===== Information given =====

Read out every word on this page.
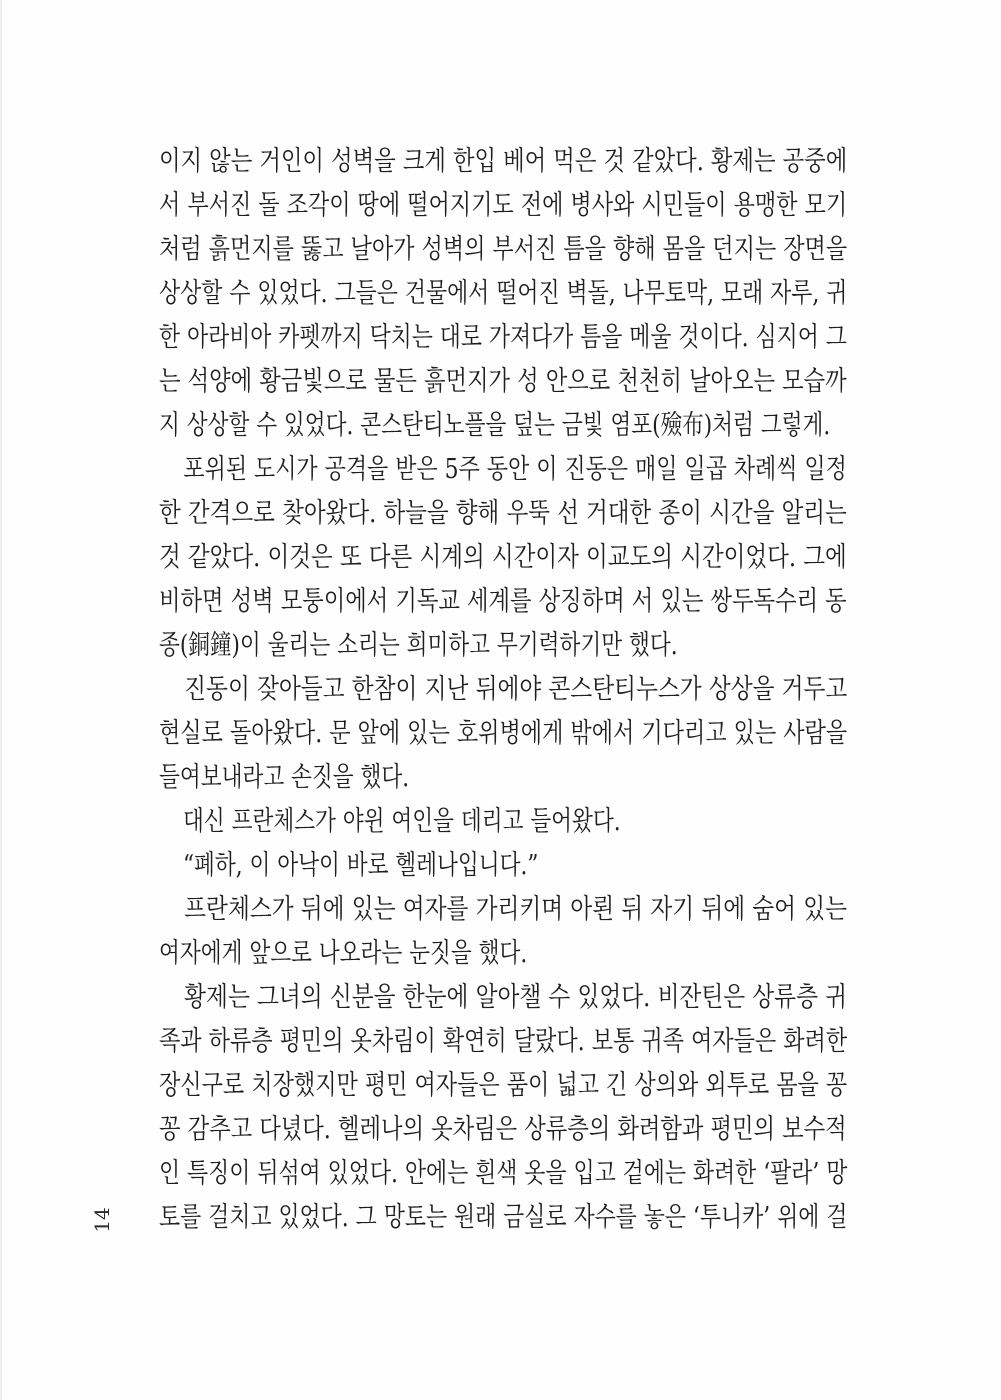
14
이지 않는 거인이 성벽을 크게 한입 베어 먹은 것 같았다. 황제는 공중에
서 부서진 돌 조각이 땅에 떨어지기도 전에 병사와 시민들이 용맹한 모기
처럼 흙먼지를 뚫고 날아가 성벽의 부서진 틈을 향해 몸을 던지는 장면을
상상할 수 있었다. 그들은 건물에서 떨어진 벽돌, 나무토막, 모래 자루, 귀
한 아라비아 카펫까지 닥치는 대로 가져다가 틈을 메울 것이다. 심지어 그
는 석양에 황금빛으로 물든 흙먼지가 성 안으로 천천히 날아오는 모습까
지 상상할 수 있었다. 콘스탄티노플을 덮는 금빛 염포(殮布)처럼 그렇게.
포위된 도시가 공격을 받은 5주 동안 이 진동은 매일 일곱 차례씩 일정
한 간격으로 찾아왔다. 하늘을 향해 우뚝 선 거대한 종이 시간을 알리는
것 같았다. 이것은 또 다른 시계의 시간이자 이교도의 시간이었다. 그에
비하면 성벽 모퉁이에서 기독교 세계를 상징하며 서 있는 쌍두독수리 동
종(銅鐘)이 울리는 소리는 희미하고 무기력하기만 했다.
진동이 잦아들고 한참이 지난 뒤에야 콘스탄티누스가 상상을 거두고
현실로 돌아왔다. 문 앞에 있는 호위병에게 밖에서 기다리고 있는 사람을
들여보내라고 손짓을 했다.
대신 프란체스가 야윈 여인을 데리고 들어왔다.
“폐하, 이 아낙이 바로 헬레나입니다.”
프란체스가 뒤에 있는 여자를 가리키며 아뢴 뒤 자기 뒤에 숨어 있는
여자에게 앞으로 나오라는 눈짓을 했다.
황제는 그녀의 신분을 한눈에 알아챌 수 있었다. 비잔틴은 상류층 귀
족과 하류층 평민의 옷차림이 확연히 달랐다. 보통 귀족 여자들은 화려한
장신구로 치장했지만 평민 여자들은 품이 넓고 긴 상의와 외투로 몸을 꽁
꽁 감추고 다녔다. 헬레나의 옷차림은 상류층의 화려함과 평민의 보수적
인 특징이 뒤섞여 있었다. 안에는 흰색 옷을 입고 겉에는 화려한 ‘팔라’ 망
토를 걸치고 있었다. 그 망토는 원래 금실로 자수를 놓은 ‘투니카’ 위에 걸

=====

▶ **What the exercise asks**:
How many lines of the records contain the string "프란체스가"? Respond with the number alone.

▶ **Answer in full**:
2